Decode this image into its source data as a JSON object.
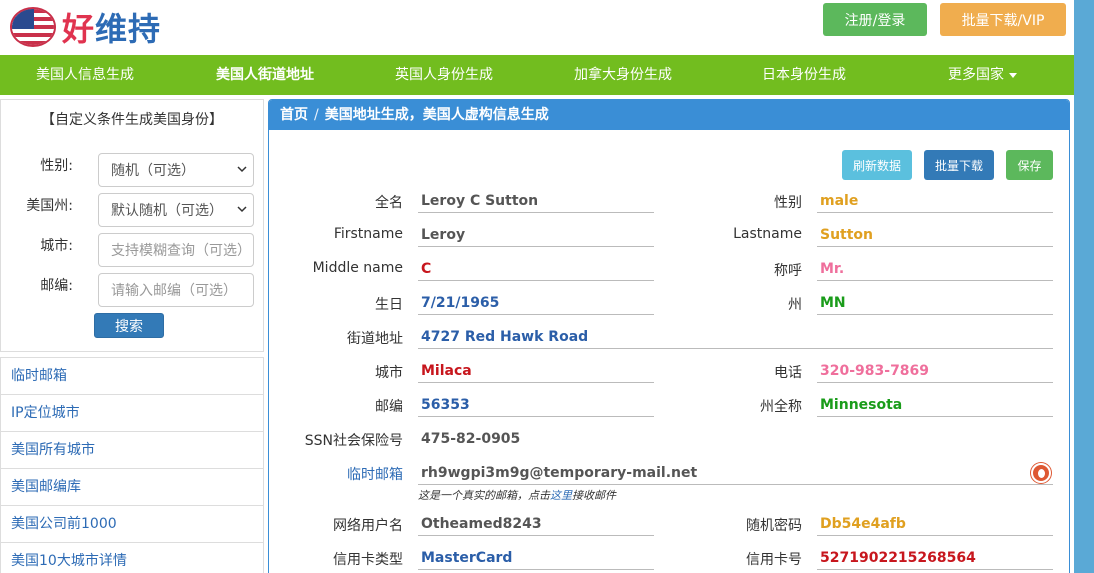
{
  "header": {
    "logo_hao": "好",
    "logo_rest": "维持",
    "login_label": "注册/登录",
    "vip_label": "批量下载/VIP"
  },
  "nav": {
    "items": [
      "美国人信息生成",
      "美国人街道地址",
      "英国人身份生成",
      "加拿大身份生成",
      "日本身份生成",
      "更多国家"
    ],
    "active": "美国人街道地址"
  },
  "sidebar": {
    "title": "【自定义条件生成美国身份】",
    "gender_label": "性别:",
    "gender_value": "随机（可选）",
    "state_label": "美国州:",
    "state_value": "默认随机（可选）",
    "city_label": "城市:",
    "city_placeholder": "支持模糊查询（可选）",
    "zip_label": "邮编:",
    "zip_placeholder": "请输入邮编（可选）",
    "search_label": "搜索",
    "links": [
      "临时邮箱",
      "IP定位城市",
      "美国所有城市",
      "美国邮编库",
      "美国公司前1000",
      "美国10大城市详情"
    ]
  },
  "breadcrumb": {
    "home": "首页",
    "separator": "/",
    "current": "美国地址生成，美国人虚构信息生成"
  },
  "actions": {
    "refresh": "刷新数据",
    "batch": "批量下载",
    "save": "保存"
  },
  "fields": {
    "fullname_label": "全名",
    "fullname": "Leroy C Sutton",
    "gender_label": "性别",
    "gender": "male",
    "firstname_label": "Firstname",
    "firstname": "Leroy",
    "lastname_label": "Lastname",
    "lastname": "Sutton",
    "middle_label": "Middle name",
    "middle": "C",
    "title_label": "称呼",
    "title": "Mr.",
    "birthday_label": "生日",
    "birthday": "7/21/1965",
    "state_label": "州",
    "state": "MN",
    "street_label": "街道地址",
    "street": "4727 Red Hawk Road",
    "city_label": "城市",
    "city": "Milaca",
    "phone_label": "电话",
    "phone": "320-983-7869",
    "zip_label": "邮编",
    "zip": "56353",
    "state_full_label": "州全称",
    "state_full": "Minnesota",
    "ssn_label": "SSN社会保险号",
    "ssn": "475-82-0905",
    "email_label": "临时邮箱",
    "email": "rh9wgpi3m9g@temporary-mail.net",
    "email_note_pre": "这是一个真实的邮箱，点击",
    "email_note_link": "这里",
    "email_note_post": "接收邮件",
    "username_label": "网络用户名",
    "username": "Otheamed8243",
    "password_label": "随机密码",
    "password": "Db54e4afb",
    "cardtype_label": "信用卡类型",
    "cardtype": "MasterCard",
    "cardnum_label": "信用卡号",
    "cardnum": "5271902215268564"
  },
  "colors": {
    "nav_green": "#72bd1f",
    "panel_blue": "#3a8ed6",
    "value_blue": "#2b5ea8",
    "value_red": "#c7161d",
    "value_orange": "#e0a020",
    "value_pink": "#ef6f9c",
    "value_green": "#1a9c1a"
  }
}
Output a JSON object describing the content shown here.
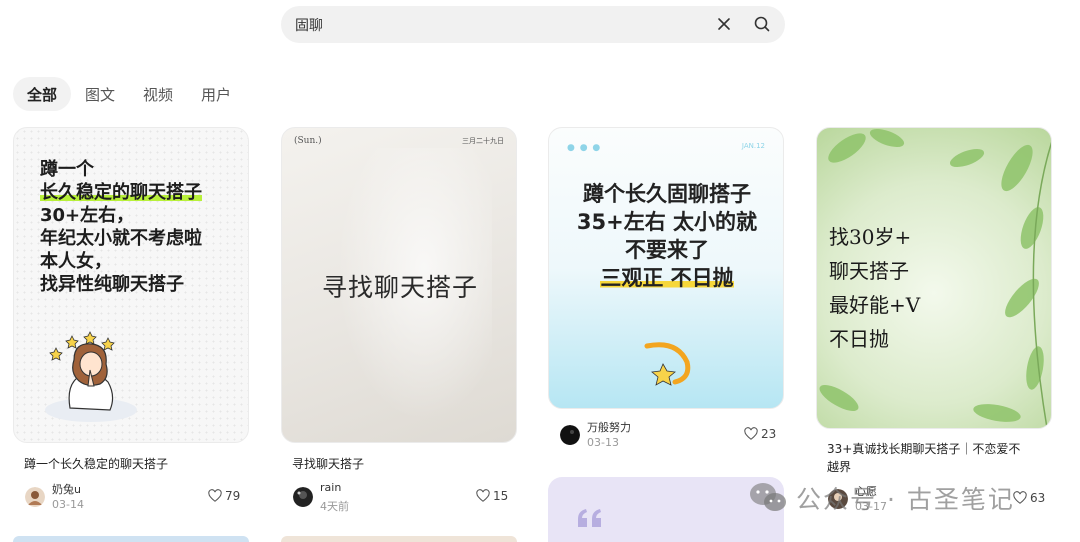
{
  "search": {
    "value": "固聊"
  },
  "tabs": [
    {
      "label": "全部",
      "active": true
    },
    {
      "label": "图文"
    },
    {
      "label": "视频"
    },
    {
      "label": "用户"
    }
  ],
  "cards": [
    {
      "cover_lines": [
        "蹲一个",
        "长久稳定的聊天搭子",
        "30+左右，",
        "年纪太小就不考虑啦",
        "本人女，",
        "找异性纯聊天搭子"
      ],
      "title": "蹲一个长久稳定的聊天搭子",
      "user": "奶兔u",
      "date": "03-14",
      "likes": "79"
    },
    {
      "cover_header_left": "(Sun.)",
      "cover_header_right": "三月二十九日",
      "cover_text": "寻找聊天搭子",
      "title": "寻找聊天搭子",
      "user": "rain",
      "date": "4天前",
      "likes": "15"
    },
    {
      "cover_header_right": "JAN.12",
      "cover_lines": [
        "蹲个长久固聊搭子",
        "35+左右 太小的就",
        "不要来了",
        "三观正 不日抛"
      ],
      "user": "万般努力",
      "date": "03-13",
      "likes": "23"
    },
    {
      "cover_lines": [
        "找30岁+",
        "聊天搭子",
        "最好能+V",
        "不日抛"
      ],
      "title_line1": "33+真诚找长期聊天搭子｜不恋爱不",
      "title_line2": "越界",
      "user": "心愿",
      "date": "03-17",
      "likes": "63"
    }
  ],
  "watermark": "公众号 · 古圣笔记",
  "colors": {
    "accent_green": "#b8f03a",
    "accent_yellow": "#f6d73a",
    "tab_bg": "#f2f2f2"
  }
}
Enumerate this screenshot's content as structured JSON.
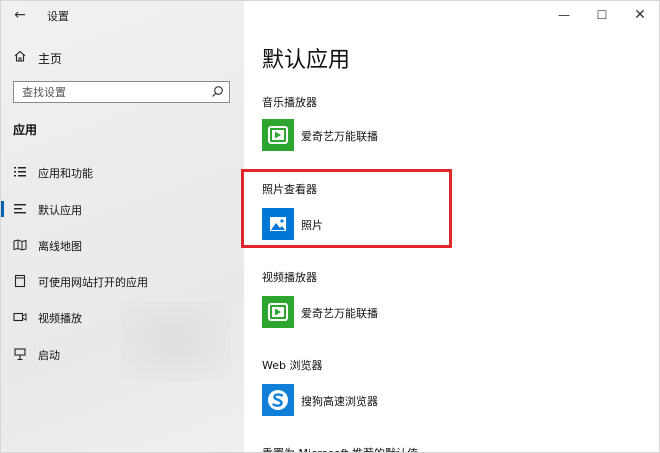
{
  "window": {
    "title": "设置",
    "back_icon": "back-arrow-icon",
    "controls": [
      "minimize-icon",
      "maximize-icon",
      "close-icon"
    ]
  },
  "sidebar": {
    "home_label": "主页",
    "search_placeholder": "查找设置",
    "section_title": "应用",
    "items": [
      {
        "label": "应用和功能",
        "icon": "list-icon"
      },
      {
        "label": "默认应用",
        "icon": "default-apps-icon",
        "active": true
      },
      {
        "label": "离线地图",
        "icon": "map-icon"
      },
      {
        "label": "可使用网站打开的应用",
        "icon": "web-app-icon"
      },
      {
        "label": "视频播放",
        "icon": "video-icon"
      },
      {
        "label": "启动",
        "icon": "startup-icon"
      }
    ]
  },
  "main": {
    "title": "默认应用",
    "groups": [
      {
        "label": "音乐播放器",
        "app": "爱奇艺万能联播",
        "icon": "iqiyi-icon"
      },
      {
        "label": "照片查看器",
        "app": "照片",
        "icon": "photos-icon"
      },
      {
        "label": "视频播放器",
        "app": "爱奇艺万能联播",
        "icon": "iqiyi-icon"
      },
      {
        "label": "Web 浏览器",
        "app": "搜狗高速浏览器",
        "icon": "sogou-browser-icon"
      }
    ],
    "reset_text": "重置为 Microsoft 推荐的默认值"
  },
  "colors": {
    "accent": "#0063b1",
    "highlight_box": "#e0252b",
    "iqiyi_green": "#2ea52e",
    "photos_blue": "#0078d7"
  }
}
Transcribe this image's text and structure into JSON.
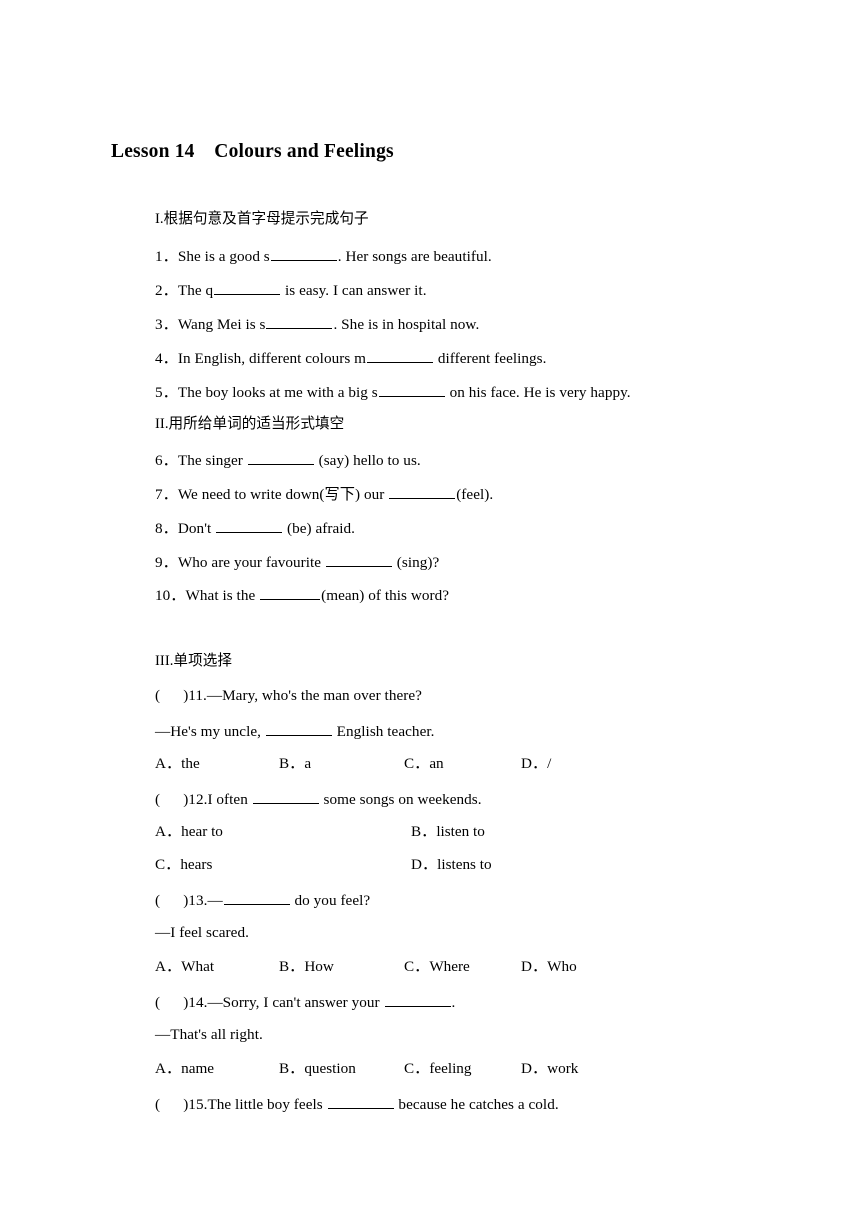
{
  "document": {
    "title": "Lesson 14　Colours and Feelings"
  },
  "sections": [
    {
      "id": "section-1",
      "heading": "I.根据句意及首字母提示完成句子",
      "items": [
        {
          "num": "1．",
          "pre": "She is a good s",
          "post": ". Her songs are beautiful.",
          "blank": "large"
        },
        {
          "num": "2．",
          "pre": "The q",
          "post": " is easy. I can answer it.",
          "blank": "large"
        },
        {
          "num": "3．",
          "pre": "Wang Mei is s",
          "post": ". She is in hospital now.",
          "blank": "large"
        },
        {
          "num": "4．",
          "pre": "In English, different colours m",
          "post": " different feelings.",
          "blank": "large"
        },
        {
          "num": "5．",
          "pre": "The boy looks at me with a big s",
          "post": " on his face. He is very happy.",
          "blank": "large"
        }
      ]
    },
    {
      "id": "section-2",
      "heading": "II.用所给单词的适当形式填空",
      "items": [
        {
          "num": "6．",
          "pre": "The singer ",
          "post": " (say) hello to us.",
          "blank": "large"
        },
        {
          "num": "7．",
          "pre": "We need to write down(写下) our ",
          "post": "(feel).",
          "blank": "large"
        },
        {
          "num": "8．",
          "pre": "Don't ",
          "post": " (be) afraid.",
          "blank": "large"
        },
        {
          "num": "9．",
          "pre": "Who are your favourite ",
          "post": " (sing)?",
          "blank": "large"
        },
        {
          "num": "10．",
          "pre": "What is the ",
          "post": "(mean) of this word?",
          "blank": "large"
        }
      ]
    },
    {
      "id": "section-3",
      "heading": "III.单项选择",
      "questions": [
        {
          "bracket": "(      )",
          "num": "11.",
          "stem_pre": "—Mary, who's the man over there?",
          "stem_post_pre": "—He's my uncle, ",
          "stem_post_post": " English teacher.",
          "layout": "four",
          "options": [
            "A．the",
            "B．a",
            "C．an",
            "D．/"
          ]
        },
        {
          "bracket": "(      )",
          "num": "12.",
          "stem_pre": "I often ",
          "stem_pre_tail": " some songs on weekends.",
          "layout": "two",
          "options": [
            "A．hear to",
            "B．listen to",
            "C．hears",
            "D．listens to"
          ]
        },
        {
          "bracket": "(      )",
          "num": "13.",
          "stem_pre": "—",
          "stem_pre_tail": " do you feel?",
          "stem_post": "—I feel scared.",
          "layout": "four",
          "options": [
            "A．What",
            "B．How",
            "C．Where",
            "D．Who"
          ]
        },
        {
          "bracket": "(      )",
          "num": "14.",
          "stem_pre": "—Sorry, I can't answer your ",
          "stem_pre_tail": ".",
          "stem_post": "—That's all right.",
          "layout": "four",
          "options": [
            "A．name",
            "B．question",
            "C．feeling",
            "D．work"
          ]
        },
        {
          "bracket": "(      )",
          "num": "15.",
          "stem_pre": "The little boy feels ",
          "stem_pre_tail": " because he catches a cold.",
          "layout": "none",
          "options": []
        }
      ]
    }
  ]
}
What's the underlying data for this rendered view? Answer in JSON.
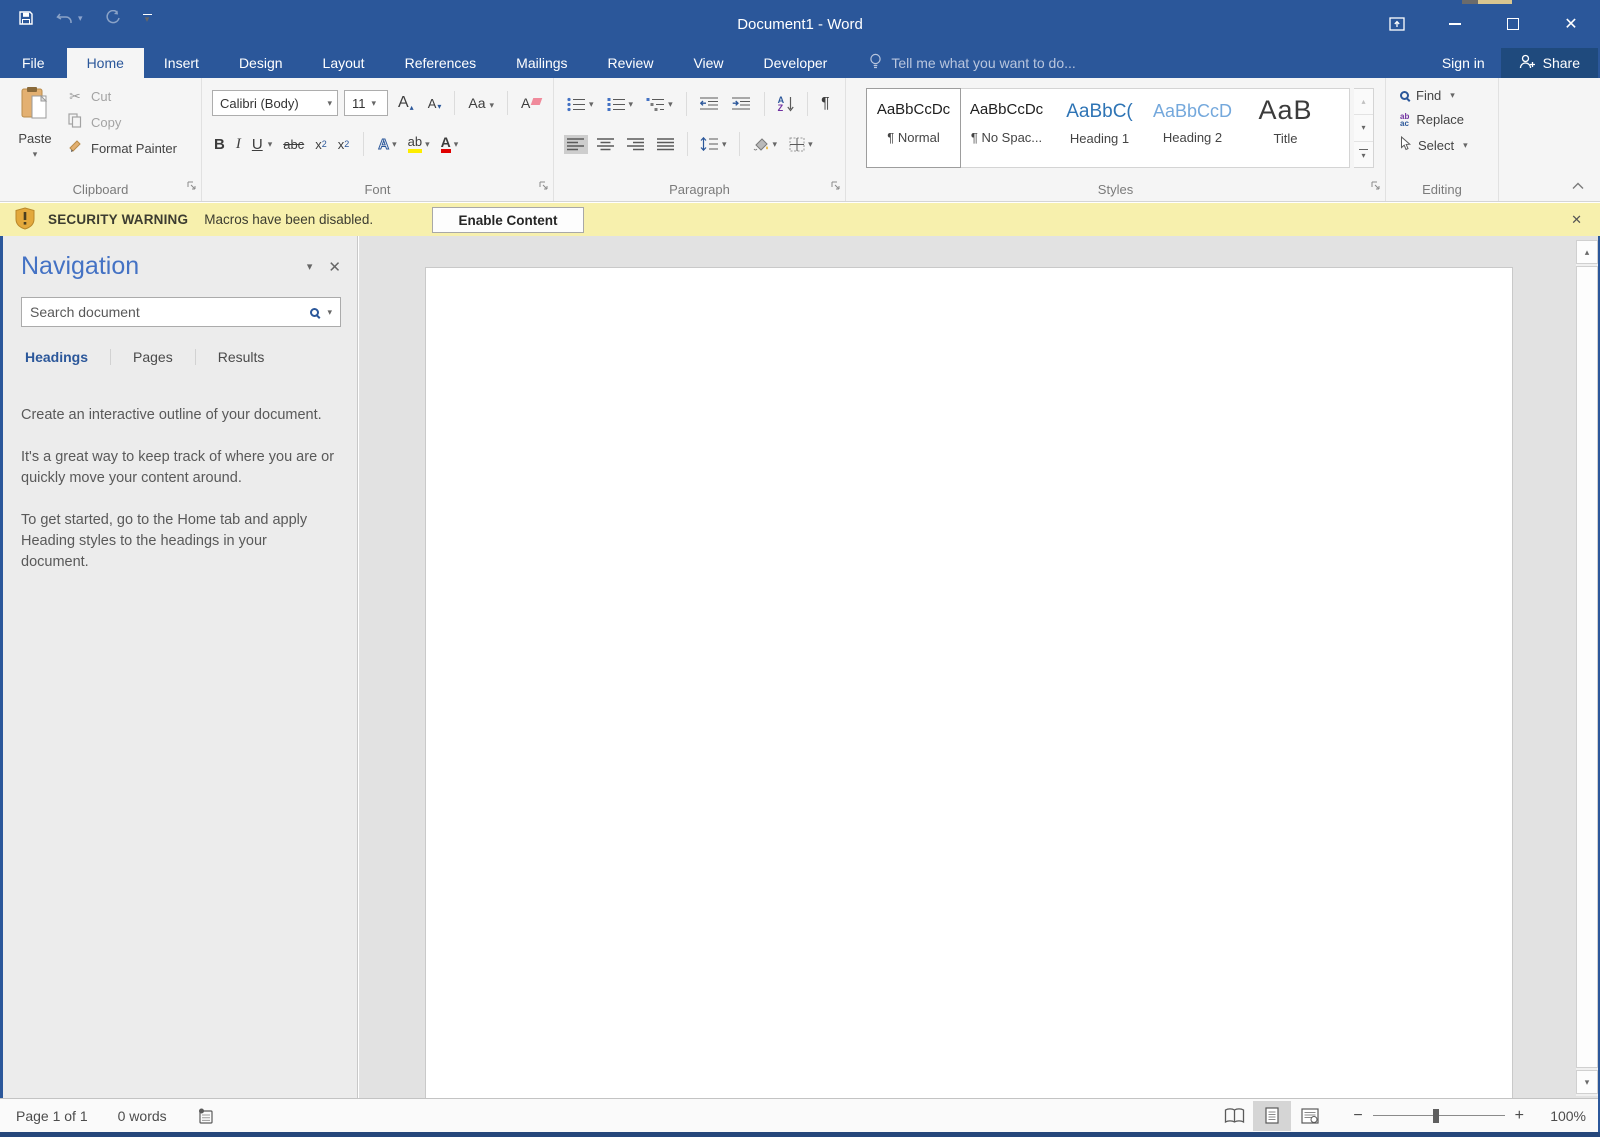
{
  "window": {
    "title": "Document1 - Word"
  },
  "glyphs": {
    "chevron_down": "▾",
    "chevron_up": "▴",
    "close": "✕",
    "pilcrow": "¶",
    "scissors": "✂",
    "minus": "−",
    "plus": "+"
  },
  "ribbon": {
    "tabs": [
      {
        "label": "File",
        "active": false
      },
      {
        "label": "Home",
        "active": true
      },
      {
        "label": "Insert",
        "active": false
      },
      {
        "label": "Design",
        "active": false
      },
      {
        "label": "Layout",
        "active": false
      },
      {
        "label": "References",
        "active": false
      },
      {
        "label": "Mailings",
        "active": false
      },
      {
        "label": "Review",
        "active": false
      },
      {
        "label": "View",
        "active": false
      },
      {
        "label": "Developer",
        "active": false
      }
    ],
    "tellme": "Tell me what you want to do...",
    "signin": "Sign in",
    "share": "Share",
    "clipboard": {
      "label": "Clipboard",
      "paste": "Paste",
      "cut": "Cut",
      "copy": "Copy",
      "format_painter": "Format Painter"
    },
    "font": {
      "label": "Font",
      "name": "Calibri (Body)",
      "size": "11",
      "bold": "B",
      "italic": "I",
      "underline": "U",
      "strikethrough": "abc",
      "subscript_base": "x",
      "subscript_mark": "2",
      "superscript_base": "x",
      "superscript_mark": "2",
      "grow_font": "A",
      "shrink_font": "A",
      "change_case": "Aa",
      "clear_formatting": "A",
      "text_effects": "A",
      "highlight": "ab",
      "font_color": "A"
    },
    "paragraph": {
      "label": "Paragraph",
      "sort_a": "A",
      "sort_z": "Z"
    },
    "styles": {
      "label": "Styles",
      "items": [
        {
          "sample": "AaBbCcDc",
          "name": "¶ Normal"
        },
        {
          "sample": "AaBbCcDc",
          "name": "¶ No Spac..."
        },
        {
          "sample": "AaBbC(",
          "name": "Heading 1"
        },
        {
          "sample": "AaBbCcD",
          "name": "Heading 2"
        },
        {
          "sample": "AaB",
          "name": "Title"
        }
      ]
    },
    "editing": {
      "label": "Editing",
      "find": "Find",
      "replace": "Replace",
      "replace_ab": "ab",
      "replace_ac": "ac",
      "select": "Select"
    }
  },
  "security": {
    "title": "SECURITY WARNING",
    "message": "Macros have been disabled.",
    "button": "Enable Content"
  },
  "navigation": {
    "title": "Navigation",
    "search_placeholder": "Search document",
    "tabs": [
      {
        "label": "Headings",
        "active": true
      },
      {
        "label": "Pages",
        "active": false
      },
      {
        "label": "Results",
        "active": false
      }
    ],
    "paragraphs": [
      "Create an interactive outline of your document.",
      "It's a great way to keep track of where you are or quickly move your content around.",
      "To get started, go to the Home tab and apply Heading styles to the headings in your document."
    ]
  },
  "statusbar": {
    "page_count": "Page 1 of 1",
    "word_count": "0 words",
    "zoom_level": "100%"
  },
  "colors": {
    "titlebar_blue": "#2b579a",
    "share_bg": "#1f4a7d",
    "security_bg": "#f7f0ad",
    "heading1_sample": "#2e74b5",
    "heading2_sample": "#74a8dc",
    "highlight_yellow": "#fded00",
    "font_color_red": "#e00000",
    "nav_title_blue": "#4472c4"
  }
}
———
Task requirements => Collect every line with the string "songs" from the records, and copy each.

Task solution =>
          "post": ". Her songs are beautiful.",
          "stem_pre_tail": " some songs on weekends.",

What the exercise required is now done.